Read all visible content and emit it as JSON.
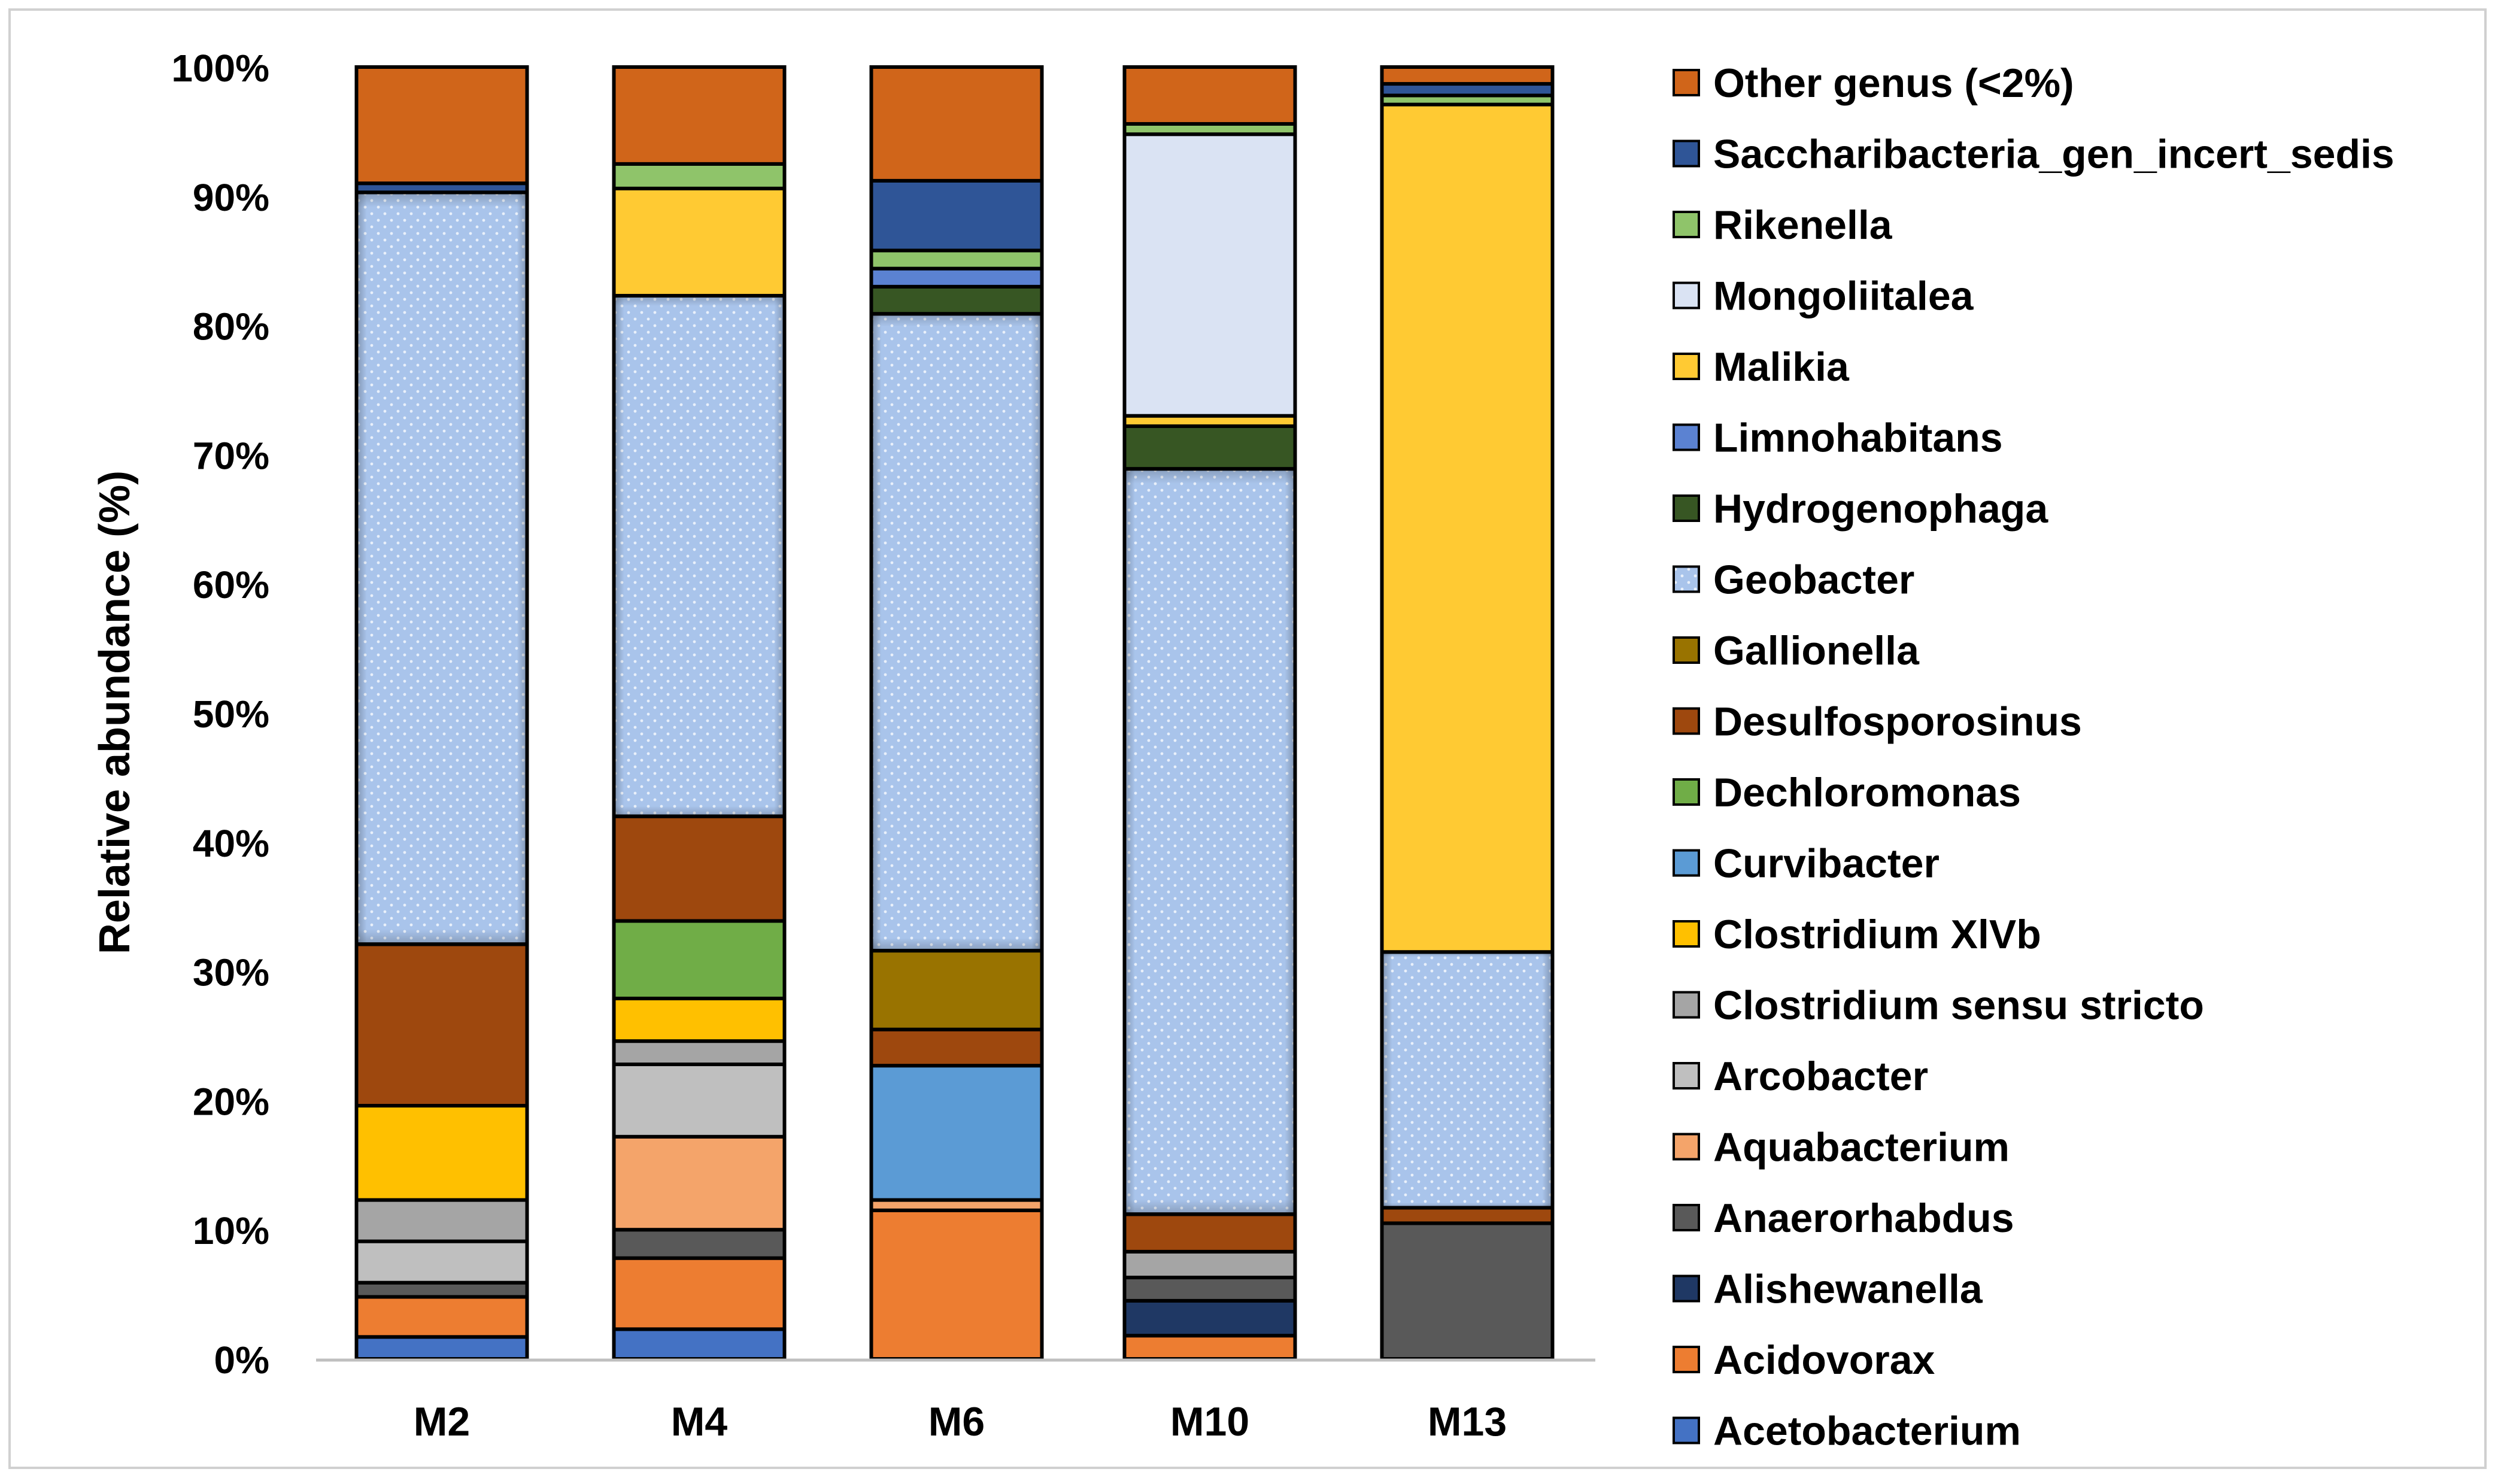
{
  "chart_data": {
    "type": "bar",
    "stacked": true,
    "normalized": true,
    "title": "",
    "xlabel": "",
    "ylabel": "Relative abundance (%)",
    "ylim": [
      0,
      100
    ],
    "yticks": [
      0,
      10,
      20,
      30,
      40,
      50,
      60,
      70,
      80,
      90,
      100
    ],
    "ytick_labels": [
      "0%",
      "10%",
      "20%",
      "30%",
      "40%",
      "50%",
      "60%",
      "70%",
      "80%",
      "90%",
      "100%"
    ],
    "legend_position": "right",
    "categories": [
      "M2",
      "M4",
      "M6",
      "M10",
      "M13"
    ],
    "series": [
      {
        "name": "Acetobacterium",
        "color": "#4472C4",
        "values": [
          1.7,
          2.3,
          0,
          0,
          0
        ]
      },
      {
        "name": "Acidovorax",
        "color": "#ED7D31",
        "values": [
          3.1,
          5.5,
          11.5,
          1.8,
          0
        ]
      },
      {
        "name": "Alishewanella",
        "color": "#1F3864",
        "values": [
          0,
          0,
          0,
          2.7,
          0
        ]
      },
      {
        "name": "Anaerorhabdus",
        "color": "#595959",
        "values": [
          1.1,
          2.2,
          0,
          1.8,
          10.5
        ]
      },
      {
        "name": "Aquabacterium",
        "color": "#F4A46A",
        "values": [
          0,
          7.2,
          0.8,
          0,
          0
        ]
      },
      {
        "name": "Arcobacter",
        "color": "#BFBFBF",
        "values": [
          3.2,
          5.6,
          0,
          0,
          0
        ]
      },
      {
        "name": "Clostridium sensu stricto",
        "color": "#A5A5A5",
        "values": [
          3.2,
          1.8,
          0,
          2.0,
          0
        ]
      },
      {
        "name": "Clostridium XlVb",
        "color": "#FFC000",
        "values": [
          7.3,
          3.3,
          0,
          0,
          0
        ]
      },
      {
        "name": "Curvibacter",
        "color": "#5B9BD5",
        "values": [
          0,
          0,
          10.4,
          0,
          0
        ]
      },
      {
        "name": "Dechloromonas",
        "color": "#70AD47",
        "values": [
          0,
          6.0,
          0,
          0,
          0
        ]
      },
      {
        "name": "Desulfosporosinus",
        "color": "#9E480E",
        "values": [
          12.5,
          8.1,
          2.8,
          2.9,
          1.2
        ]
      },
      {
        "name": "Gallionella",
        "color": "#997300",
        "values": [
          0,
          0,
          6.1,
          0,
          0
        ]
      },
      {
        "name": "Geobacter",
        "color": "#A9C4EB",
        "values": [
          58.2,
          40.3,
          49.3,
          57.7,
          19.8
        ]
      },
      {
        "name": "Hydrogenophaga",
        "color": "#375623",
        "values": [
          0,
          0,
          2.1,
          3.3,
          0
        ]
      },
      {
        "name": "Limnohabitans",
        "color": "#5B82D2",
        "values": [
          0,
          0,
          1.4,
          0,
          0
        ]
      },
      {
        "name": "Malikia",
        "color": "#FFCA33",
        "values": [
          0,
          8.3,
          0,
          0.8,
          65.6
        ]
      },
      {
        "name": "Mongoliitalea",
        "color": "#DAE3F3",
        "values": [
          0,
          0,
          0,
          21.8,
          0
        ]
      },
      {
        "name": "Rikenella",
        "color": "#8FC46A",
        "values": [
          0,
          1.9,
          1.4,
          0.8,
          0.7
        ]
      },
      {
        "name": "Saccharibacteria_gen_incert_sedis",
        "color": "#2F5597",
        "values": [
          0.7,
          0,
          5.4,
          0,
          0.9
        ]
      },
      {
        "name": "Other genus (<2%)",
        "color": "#D0651A",
        "values": [
          9.0,
          7.5,
          8.8,
          4.4,
          1.3
        ]
      }
    ]
  }
}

Task requirements —
Output every record above verbatim, excluding images.

Response for this exercise —
Read all visible content and emit it as JSON.
{
  "chart_data": {
    "type": "bar",
    "stacked": true,
    "normalized": true,
    "title": "",
    "xlabel": "",
    "ylabel": "Relative abundance (%)",
    "ylim": [
      0,
      100
    ],
    "yticks": [
      0,
      10,
      20,
      30,
      40,
      50,
      60,
      70,
      80,
      90,
      100
    ],
    "ytick_labels": [
      "0%",
      "10%",
      "20%",
      "30%",
      "40%",
      "50%",
      "60%",
      "70%",
      "80%",
      "90%",
      "100%"
    ],
    "legend_position": "right",
    "categories": [
      "M2",
      "M4",
      "M6",
      "M10",
      "M13"
    ],
    "series": [
      {
        "name": "Acetobacterium",
        "color": "#4472C4",
        "values": [
          1.7,
          2.3,
          0,
          0,
          0
        ]
      },
      {
        "name": "Acidovorax",
        "color": "#ED7D31",
        "values": [
          3.1,
          5.5,
          11.5,
          1.8,
          0
        ]
      },
      {
        "name": "Alishewanella",
        "color": "#1F3864",
        "values": [
          0,
          0,
          0,
          2.7,
          0
        ]
      },
      {
        "name": "Anaerorhabdus",
        "color": "#595959",
        "values": [
          1.1,
          2.2,
          0,
          1.8,
          10.5
        ]
      },
      {
        "name": "Aquabacterium",
        "color": "#F4A46A",
        "values": [
          0,
          7.2,
          0.8,
          0,
          0
        ]
      },
      {
        "name": "Arcobacter",
        "color": "#BFBFBF",
        "values": [
          3.2,
          5.6,
          0,
          0,
          0
        ]
      },
      {
        "name": "Clostridium sensu stricto",
        "color": "#A5A5A5",
        "values": [
          3.2,
          1.8,
          0,
          2.0,
          0
        ]
      },
      {
        "name": "Clostridium XlVb",
        "color": "#FFC000",
        "values": [
          7.3,
          3.3,
          0,
          0,
          0
        ]
      },
      {
        "name": "Curvibacter",
        "color": "#5B9BD5",
        "values": [
          0,
          0,
          10.4,
          0,
          0
        ]
      },
      {
        "name": "Dechloromonas",
        "color": "#70AD47",
        "values": [
          0,
          6.0,
          0,
          0,
          0
        ]
      },
      {
        "name": "Desulfosporosinus",
        "color": "#9E480E",
        "values": [
          12.5,
          8.1,
          2.8,
          2.9,
          1.2
        ]
      },
      {
        "name": "Gallionella",
        "color": "#997300",
        "values": [
          0,
          0,
          6.1,
          0,
          0
        ]
      },
      {
        "name": "Geobacter",
        "color": "#A9C4EB",
        "values": [
          58.2,
          40.3,
          49.3,
          57.7,
          19.8
        ]
      },
      {
        "name": "Hydrogenophaga",
        "color": "#375623",
        "values": [
          0,
          0,
          2.1,
          3.3,
          0
        ]
      },
      {
        "name": "Limnohabitans",
        "color": "#5B82D2",
        "values": [
          0,
          0,
          1.4,
          0,
          0
        ]
      },
      {
        "name": "Malikia",
        "color": "#FFCA33",
        "values": [
          0,
          8.3,
          0,
          0.8,
          65.6
        ]
      },
      {
        "name": "Mongoliitalea",
        "color": "#DAE3F3",
        "values": [
          0,
          0,
          0,
          21.8,
          0
        ]
      },
      {
        "name": "Rikenella",
        "color": "#8FC46A",
        "values": [
          0,
          1.9,
          1.4,
          0.8,
          0.7
        ]
      },
      {
        "name": "Saccharibacteria_gen_incert_sedis",
        "color": "#2F5597",
        "values": [
          0.7,
          0,
          5.4,
          0,
          0.9
        ]
      },
      {
        "name": "Other genus (<2%)",
        "color": "#D0651A",
        "values": [
          9.0,
          7.5,
          8.8,
          4.4,
          1.3
        ]
      }
    ]
  }
}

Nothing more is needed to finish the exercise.